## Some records
□ □ □ □
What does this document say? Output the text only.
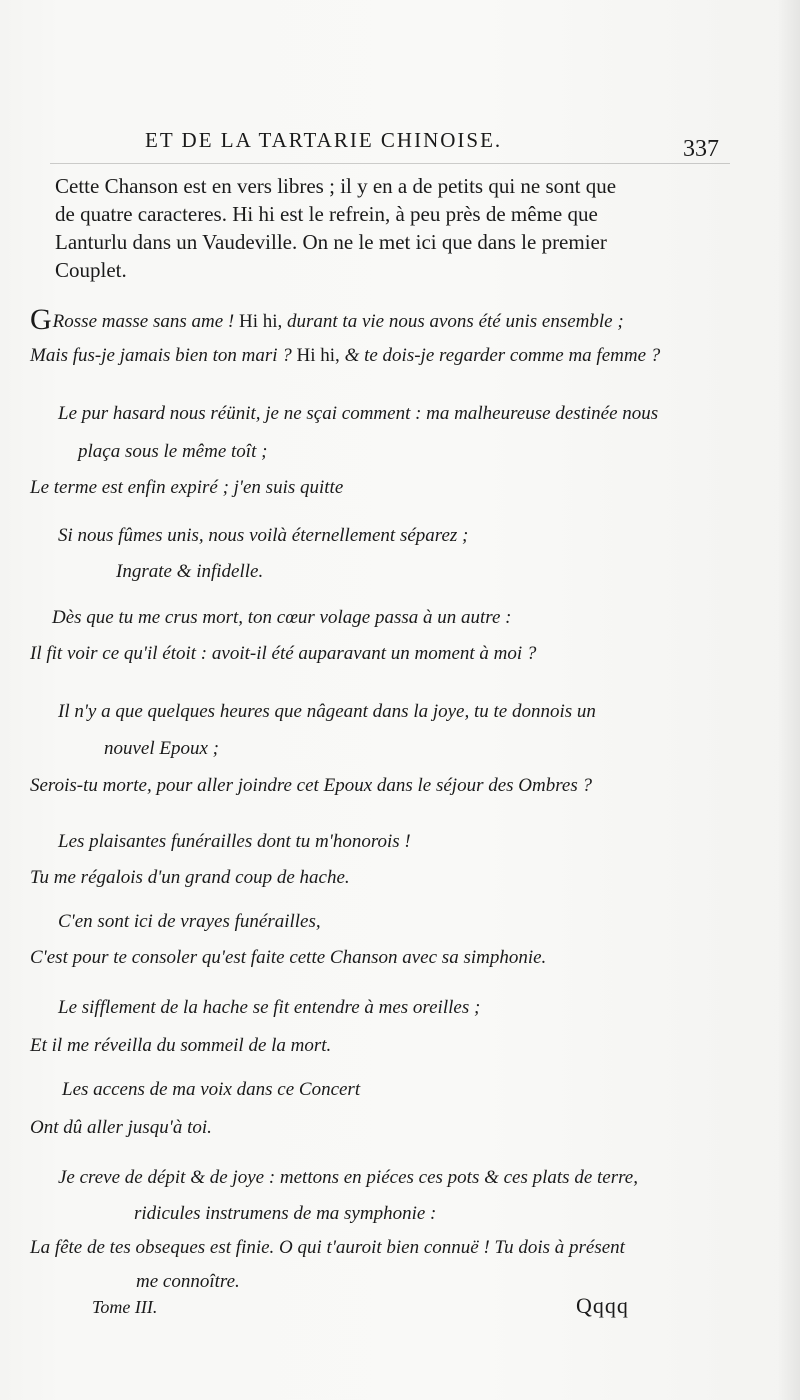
ET DE LA TARTARIE CHINOISE.	337
Cette Chanson est en vers libres ; il y en a de petits qui ne sont que
de quatre caracteres. Hi hi est le refrein, à peu près de même que
Lanturlu dans un Vaudeville. On ne le met ici que dans le premier
Couplet.
GRosse masse sans ame ! Hi hi, durant ta vie nous avons été unis ensemble ;
Mais fus-je jamais bien ton mari ? Hi hi, & te dois-je regarder comme ma femme ?
Le pur hasard nous réünit, je ne sçai comment : ma malheureuse destinée nous
plaça sous le même toît ;
Le terme est enfin expiré ; j'en suis quitte
Si nous fûmes unis, nous voilà éternellement séparez ;
Ingrate & infidelle.
Dès que tu me crus mort, ton cœur volage passa à un autre :
Il fit voir ce qu'il étoit : avoit-il été auparavant un moment à moi ?
Il n'y a que quelques heures que nâgeant dans la joye, tu te donnois un
nouvel Epoux ;
Serois-tu morte, pour aller joindre cet Epoux dans le séjour des Ombres ?
Les plaisantes funérailles dont tu m'honorois !
Tu me régalois d'un grand coup de hache.
C'en sont ici de vrayes funérailles,
C'est pour te consoler qu'est faite cette Chanson avec sa simphonie.
Le sifflement de la hache se fit entendre à mes oreilles ;
Et il me réveilla du sommeil de la mort.
Les accens de ma voix dans ce Concert
Ont dû aller jusqu'à toi.
Je creve de dépit & de joye : mettons en piéces ces pots & ces plats de terre,
ridicules instrumens de ma symphonie :
La fête de tes obseques est finie. O qui t'auroit bien connuë ! Tu dois à présent
me connoître.
Tome III.	Qqqq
□ □ □ □
## JOB
Copy each line of the listing that includes "joye".

## FINAL ANSWER
Il n'y a que quelques heures que nâgeant dans la joye, tu te donnois un
Je creve de dépit & de joye : mettons en piéces ces pots & ces plats de terre,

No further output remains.